#### [TASK REQUIREMENTS]
Reproduce the records word for word, from their first line through the line that contains "edit-pencil-icon[interactable] bbox=[409, 410, 421, 422]", and output nothing else.

#### [SUPPLIED RECORDS]
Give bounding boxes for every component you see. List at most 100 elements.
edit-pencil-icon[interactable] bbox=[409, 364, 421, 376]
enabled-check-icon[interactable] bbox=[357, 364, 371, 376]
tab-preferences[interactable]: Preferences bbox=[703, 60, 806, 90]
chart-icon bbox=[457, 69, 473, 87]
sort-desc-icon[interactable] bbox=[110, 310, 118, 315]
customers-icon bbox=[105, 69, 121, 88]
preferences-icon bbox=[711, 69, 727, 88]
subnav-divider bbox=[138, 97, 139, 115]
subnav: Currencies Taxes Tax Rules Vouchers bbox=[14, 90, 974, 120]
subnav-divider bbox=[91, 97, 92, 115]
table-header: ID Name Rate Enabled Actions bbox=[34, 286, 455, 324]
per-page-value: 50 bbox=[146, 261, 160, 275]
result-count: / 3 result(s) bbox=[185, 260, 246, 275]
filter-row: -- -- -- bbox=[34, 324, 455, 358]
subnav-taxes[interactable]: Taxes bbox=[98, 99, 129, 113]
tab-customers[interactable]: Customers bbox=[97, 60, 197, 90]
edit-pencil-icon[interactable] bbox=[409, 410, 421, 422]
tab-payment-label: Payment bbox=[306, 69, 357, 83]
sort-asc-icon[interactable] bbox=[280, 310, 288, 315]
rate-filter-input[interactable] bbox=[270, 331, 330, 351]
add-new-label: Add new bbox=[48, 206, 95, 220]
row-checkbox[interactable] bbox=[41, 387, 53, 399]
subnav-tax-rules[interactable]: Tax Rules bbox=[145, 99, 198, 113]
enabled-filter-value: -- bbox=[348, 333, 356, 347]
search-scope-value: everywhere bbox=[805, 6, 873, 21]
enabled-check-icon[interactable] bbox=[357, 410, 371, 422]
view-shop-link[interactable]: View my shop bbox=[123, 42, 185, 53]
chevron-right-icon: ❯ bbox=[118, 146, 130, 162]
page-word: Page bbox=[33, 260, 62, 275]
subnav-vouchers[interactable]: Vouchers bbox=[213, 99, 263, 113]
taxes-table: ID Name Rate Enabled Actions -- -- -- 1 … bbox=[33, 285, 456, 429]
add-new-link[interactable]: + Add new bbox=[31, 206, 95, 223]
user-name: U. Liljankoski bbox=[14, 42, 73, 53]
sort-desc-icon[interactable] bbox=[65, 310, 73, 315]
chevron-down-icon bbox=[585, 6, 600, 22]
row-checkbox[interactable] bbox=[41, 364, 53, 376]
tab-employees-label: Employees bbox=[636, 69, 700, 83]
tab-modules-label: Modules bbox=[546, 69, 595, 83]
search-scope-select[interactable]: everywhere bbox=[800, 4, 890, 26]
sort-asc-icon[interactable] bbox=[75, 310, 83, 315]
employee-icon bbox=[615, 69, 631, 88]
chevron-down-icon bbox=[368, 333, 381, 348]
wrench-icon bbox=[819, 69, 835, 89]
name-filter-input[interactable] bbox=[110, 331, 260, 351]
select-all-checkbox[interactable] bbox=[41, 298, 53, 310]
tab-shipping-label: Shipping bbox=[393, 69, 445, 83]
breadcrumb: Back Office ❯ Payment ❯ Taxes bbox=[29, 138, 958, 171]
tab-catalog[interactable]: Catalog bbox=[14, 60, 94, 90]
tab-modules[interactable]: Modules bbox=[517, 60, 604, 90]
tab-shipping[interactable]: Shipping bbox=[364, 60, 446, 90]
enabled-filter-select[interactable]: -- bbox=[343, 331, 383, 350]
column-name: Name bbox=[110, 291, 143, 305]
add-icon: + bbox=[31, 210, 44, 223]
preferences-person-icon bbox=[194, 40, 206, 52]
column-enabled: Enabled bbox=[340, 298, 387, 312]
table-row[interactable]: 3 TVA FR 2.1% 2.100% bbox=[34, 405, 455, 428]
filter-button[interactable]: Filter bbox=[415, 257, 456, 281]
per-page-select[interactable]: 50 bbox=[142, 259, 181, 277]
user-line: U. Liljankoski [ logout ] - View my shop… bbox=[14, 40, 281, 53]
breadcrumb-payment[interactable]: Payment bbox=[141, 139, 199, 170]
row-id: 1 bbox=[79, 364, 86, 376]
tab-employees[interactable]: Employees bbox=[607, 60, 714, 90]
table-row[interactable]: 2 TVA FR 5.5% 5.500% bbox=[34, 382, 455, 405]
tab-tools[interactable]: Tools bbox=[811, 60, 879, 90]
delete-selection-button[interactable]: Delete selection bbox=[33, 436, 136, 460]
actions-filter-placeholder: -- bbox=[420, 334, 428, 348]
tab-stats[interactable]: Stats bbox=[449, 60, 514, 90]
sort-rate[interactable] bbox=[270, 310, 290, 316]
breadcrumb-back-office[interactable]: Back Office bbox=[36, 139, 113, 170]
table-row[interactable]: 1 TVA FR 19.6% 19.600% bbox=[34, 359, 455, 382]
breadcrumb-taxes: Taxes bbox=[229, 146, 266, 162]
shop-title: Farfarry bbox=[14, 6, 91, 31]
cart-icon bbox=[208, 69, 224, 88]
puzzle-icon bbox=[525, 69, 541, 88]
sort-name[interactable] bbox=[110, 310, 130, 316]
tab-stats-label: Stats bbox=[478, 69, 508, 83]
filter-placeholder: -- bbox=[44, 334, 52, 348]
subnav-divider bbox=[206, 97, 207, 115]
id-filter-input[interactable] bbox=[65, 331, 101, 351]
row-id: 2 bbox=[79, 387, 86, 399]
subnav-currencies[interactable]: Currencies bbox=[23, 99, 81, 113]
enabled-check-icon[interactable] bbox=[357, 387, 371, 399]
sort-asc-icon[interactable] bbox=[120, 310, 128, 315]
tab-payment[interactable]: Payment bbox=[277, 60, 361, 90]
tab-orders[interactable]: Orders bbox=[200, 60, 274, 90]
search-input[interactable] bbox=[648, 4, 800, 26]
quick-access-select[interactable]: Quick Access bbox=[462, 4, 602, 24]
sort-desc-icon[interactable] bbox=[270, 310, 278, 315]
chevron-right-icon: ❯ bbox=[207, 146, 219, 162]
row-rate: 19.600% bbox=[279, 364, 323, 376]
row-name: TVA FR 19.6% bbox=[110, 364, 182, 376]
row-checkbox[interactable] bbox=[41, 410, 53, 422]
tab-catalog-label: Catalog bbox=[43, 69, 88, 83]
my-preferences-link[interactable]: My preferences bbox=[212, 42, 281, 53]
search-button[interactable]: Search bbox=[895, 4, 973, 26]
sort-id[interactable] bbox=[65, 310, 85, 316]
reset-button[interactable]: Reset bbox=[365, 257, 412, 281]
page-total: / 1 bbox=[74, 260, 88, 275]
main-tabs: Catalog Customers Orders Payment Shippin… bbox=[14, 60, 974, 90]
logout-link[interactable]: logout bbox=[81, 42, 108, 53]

#### [RESPONSE TO THE TASK]
Give bounding boxes for every component you see. List at most 100 elements.
edit-pencil-icon[interactable] bbox=[409, 364, 421, 376]
enabled-check-icon[interactable] bbox=[357, 364, 371, 376]
tab-preferences[interactable]: Preferences bbox=[703, 60, 806, 90]
chart-icon bbox=[457, 69, 473, 87]
sort-desc-icon[interactable] bbox=[110, 310, 118, 315]
customers-icon bbox=[105, 69, 121, 88]
preferences-icon bbox=[711, 69, 727, 88]
subnav-divider bbox=[138, 97, 139, 115]
subnav: Currencies Taxes Tax Rules Vouchers bbox=[14, 90, 974, 120]
subnav-divider bbox=[91, 97, 92, 115]
table-header: ID Name Rate Enabled Actions bbox=[34, 286, 455, 324]
per-page-value: 50 bbox=[146, 261, 160, 275]
result-count: / 3 result(s) bbox=[185, 260, 246, 275]
filter-row: -- -- -- bbox=[34, 324, 455, 358]
subnav-taxes[interactable]: Taxes bbox=[98, 99, 129, 113]
tab-customers[interactable]: Customers bbox=[97, 60, 197, 90]
edit-pencil-icon[interactable] bbox=[409, 410, 421, 422]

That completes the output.